[A run of records]
□ □ □

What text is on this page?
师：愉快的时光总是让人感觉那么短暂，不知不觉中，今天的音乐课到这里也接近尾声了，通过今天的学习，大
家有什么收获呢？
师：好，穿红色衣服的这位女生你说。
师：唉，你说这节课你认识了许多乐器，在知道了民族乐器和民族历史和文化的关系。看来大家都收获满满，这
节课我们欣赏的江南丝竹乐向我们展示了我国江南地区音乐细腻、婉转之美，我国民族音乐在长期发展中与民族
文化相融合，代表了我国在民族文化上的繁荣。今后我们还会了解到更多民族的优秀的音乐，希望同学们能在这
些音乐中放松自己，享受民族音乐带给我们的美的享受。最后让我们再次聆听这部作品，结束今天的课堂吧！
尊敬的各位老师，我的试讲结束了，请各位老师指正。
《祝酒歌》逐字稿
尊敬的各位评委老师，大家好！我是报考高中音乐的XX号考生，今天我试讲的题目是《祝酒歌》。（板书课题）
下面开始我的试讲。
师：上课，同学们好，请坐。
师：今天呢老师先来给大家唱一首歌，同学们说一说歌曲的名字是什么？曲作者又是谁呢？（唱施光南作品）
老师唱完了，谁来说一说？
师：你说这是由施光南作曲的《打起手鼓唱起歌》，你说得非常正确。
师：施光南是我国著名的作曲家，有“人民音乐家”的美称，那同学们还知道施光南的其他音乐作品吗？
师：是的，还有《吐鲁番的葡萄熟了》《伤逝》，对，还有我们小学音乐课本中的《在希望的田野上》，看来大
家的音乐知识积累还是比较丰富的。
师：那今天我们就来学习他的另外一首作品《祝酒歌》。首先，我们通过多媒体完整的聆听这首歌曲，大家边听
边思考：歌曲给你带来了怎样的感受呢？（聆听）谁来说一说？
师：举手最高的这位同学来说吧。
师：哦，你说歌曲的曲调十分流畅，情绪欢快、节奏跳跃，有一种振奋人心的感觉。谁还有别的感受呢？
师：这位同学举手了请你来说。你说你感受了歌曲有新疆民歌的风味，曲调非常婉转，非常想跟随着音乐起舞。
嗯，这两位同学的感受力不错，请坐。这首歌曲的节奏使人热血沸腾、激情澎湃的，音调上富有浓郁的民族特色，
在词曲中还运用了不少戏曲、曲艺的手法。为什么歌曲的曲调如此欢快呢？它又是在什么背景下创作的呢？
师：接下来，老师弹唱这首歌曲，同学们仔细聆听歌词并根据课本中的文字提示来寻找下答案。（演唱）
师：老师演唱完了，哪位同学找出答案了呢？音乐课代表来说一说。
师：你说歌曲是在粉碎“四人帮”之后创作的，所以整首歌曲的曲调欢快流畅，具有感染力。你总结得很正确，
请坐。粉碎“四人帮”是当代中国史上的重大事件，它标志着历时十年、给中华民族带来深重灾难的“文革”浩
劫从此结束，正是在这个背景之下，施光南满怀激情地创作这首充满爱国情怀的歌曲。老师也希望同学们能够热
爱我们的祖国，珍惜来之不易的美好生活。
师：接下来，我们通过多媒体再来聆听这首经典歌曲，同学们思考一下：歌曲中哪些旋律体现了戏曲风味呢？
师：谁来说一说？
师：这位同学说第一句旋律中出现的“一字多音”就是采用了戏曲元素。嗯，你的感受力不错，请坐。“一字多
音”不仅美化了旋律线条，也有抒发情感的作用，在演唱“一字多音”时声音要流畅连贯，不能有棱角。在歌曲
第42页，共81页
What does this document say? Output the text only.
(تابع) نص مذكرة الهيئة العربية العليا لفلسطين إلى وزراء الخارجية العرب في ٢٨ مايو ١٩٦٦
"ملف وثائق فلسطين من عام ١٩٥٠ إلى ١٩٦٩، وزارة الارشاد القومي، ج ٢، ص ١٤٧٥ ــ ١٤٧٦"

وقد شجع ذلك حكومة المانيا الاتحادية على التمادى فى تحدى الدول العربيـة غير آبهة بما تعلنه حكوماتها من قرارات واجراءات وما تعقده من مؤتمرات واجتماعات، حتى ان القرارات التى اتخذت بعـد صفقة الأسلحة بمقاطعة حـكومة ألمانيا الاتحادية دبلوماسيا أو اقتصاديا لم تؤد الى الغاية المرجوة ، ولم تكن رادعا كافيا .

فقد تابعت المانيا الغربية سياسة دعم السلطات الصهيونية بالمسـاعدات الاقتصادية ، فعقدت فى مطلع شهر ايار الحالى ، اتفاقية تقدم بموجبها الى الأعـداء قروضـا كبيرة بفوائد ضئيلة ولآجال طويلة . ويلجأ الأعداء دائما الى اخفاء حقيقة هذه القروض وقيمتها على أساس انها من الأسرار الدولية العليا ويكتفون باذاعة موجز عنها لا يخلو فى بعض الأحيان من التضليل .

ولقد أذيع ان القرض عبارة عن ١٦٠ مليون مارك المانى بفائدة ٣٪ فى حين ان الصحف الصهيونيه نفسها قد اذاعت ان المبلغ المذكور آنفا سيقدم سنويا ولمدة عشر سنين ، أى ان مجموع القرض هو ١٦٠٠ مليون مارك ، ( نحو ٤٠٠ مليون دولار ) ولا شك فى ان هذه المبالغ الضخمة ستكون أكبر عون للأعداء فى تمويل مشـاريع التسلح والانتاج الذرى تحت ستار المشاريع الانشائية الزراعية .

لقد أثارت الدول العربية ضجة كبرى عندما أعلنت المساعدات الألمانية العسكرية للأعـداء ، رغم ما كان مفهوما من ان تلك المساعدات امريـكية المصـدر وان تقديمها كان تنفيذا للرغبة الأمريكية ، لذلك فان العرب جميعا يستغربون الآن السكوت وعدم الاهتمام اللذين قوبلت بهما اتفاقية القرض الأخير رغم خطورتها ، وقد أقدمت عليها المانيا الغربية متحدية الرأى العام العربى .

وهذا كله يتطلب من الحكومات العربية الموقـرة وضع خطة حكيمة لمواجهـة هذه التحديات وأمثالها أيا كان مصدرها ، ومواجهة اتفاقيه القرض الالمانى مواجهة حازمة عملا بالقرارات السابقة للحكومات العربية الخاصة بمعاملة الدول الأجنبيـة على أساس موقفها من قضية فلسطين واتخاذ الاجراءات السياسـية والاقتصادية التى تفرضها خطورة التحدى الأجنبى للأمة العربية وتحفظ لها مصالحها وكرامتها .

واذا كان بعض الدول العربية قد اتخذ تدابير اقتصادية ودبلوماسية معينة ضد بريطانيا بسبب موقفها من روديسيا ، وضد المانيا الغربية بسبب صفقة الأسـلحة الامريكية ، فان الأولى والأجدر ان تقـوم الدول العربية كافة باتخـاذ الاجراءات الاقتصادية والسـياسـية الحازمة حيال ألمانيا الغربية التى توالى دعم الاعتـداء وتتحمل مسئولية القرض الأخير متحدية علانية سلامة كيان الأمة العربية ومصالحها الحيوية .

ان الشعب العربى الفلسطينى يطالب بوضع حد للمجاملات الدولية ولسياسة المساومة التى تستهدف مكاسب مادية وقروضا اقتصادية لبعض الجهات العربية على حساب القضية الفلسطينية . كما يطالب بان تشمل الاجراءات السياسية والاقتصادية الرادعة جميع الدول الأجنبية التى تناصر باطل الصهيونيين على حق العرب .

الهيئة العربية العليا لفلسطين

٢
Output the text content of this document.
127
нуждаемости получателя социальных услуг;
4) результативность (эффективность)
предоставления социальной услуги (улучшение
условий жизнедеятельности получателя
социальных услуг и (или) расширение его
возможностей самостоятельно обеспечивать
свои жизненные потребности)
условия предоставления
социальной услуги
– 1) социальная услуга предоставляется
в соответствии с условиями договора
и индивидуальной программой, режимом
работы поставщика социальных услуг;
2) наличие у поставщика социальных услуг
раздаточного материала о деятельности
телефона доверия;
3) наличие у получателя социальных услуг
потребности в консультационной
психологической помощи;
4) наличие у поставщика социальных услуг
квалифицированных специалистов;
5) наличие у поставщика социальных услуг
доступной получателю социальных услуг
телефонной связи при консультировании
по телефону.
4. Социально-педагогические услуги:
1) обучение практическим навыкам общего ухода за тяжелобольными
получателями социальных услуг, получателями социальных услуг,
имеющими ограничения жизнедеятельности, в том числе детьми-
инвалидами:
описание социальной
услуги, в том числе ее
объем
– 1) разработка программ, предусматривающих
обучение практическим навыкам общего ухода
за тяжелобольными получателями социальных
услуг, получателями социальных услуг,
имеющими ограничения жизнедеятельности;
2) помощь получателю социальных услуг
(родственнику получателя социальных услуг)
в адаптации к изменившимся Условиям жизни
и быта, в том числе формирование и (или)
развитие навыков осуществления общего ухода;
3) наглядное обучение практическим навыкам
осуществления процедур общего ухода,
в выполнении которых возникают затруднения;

□ □ □

(STATED EXERCISE): In the lines above, find each one with "أساس" and list it.

(RESULT BELOW):
فقد تابعت المانيا الغربية سياسة دعم السلطات الصهيونية بالمسـاعدات الاقتصادية ، فعقدت فى مطلع شهر ايار الحالى ، اتفاقية تقدم بموجبها الى الأعـداء قروضـا كبيرة بفوائد ضئيلة ولآجال طويلة . ويلجأ الأعداء دائما الى اخفاء حقيقة هذه القروض وقيمتها على أساس انها من الأسرار الدولية العليا ويكتفون باذاعة موجز عنها لا يخلو فى بعض الأحيان من التضليل .
وهذا كله يتطلب من الحكومات العربية الموقـرة وضع خطة حكيمة لمواجهـة هذه التحديات وأمثالها أيا كان مصدرها ، ومواجهة اتفاقيه القرض الالمانى مواجهة حازمة عملا بالقرارات السابقة للحكومات العربية الخاصة بمعاملة الدول الأجنبيـة على أساس موقفها من قضية فلسطين واتخاذ الاجراءات السياسـية والاقتصادية التى تفرضها خطورة التحدى الأجنبى للأمة العربية وتحفظ لها مصالحها وكرامتها .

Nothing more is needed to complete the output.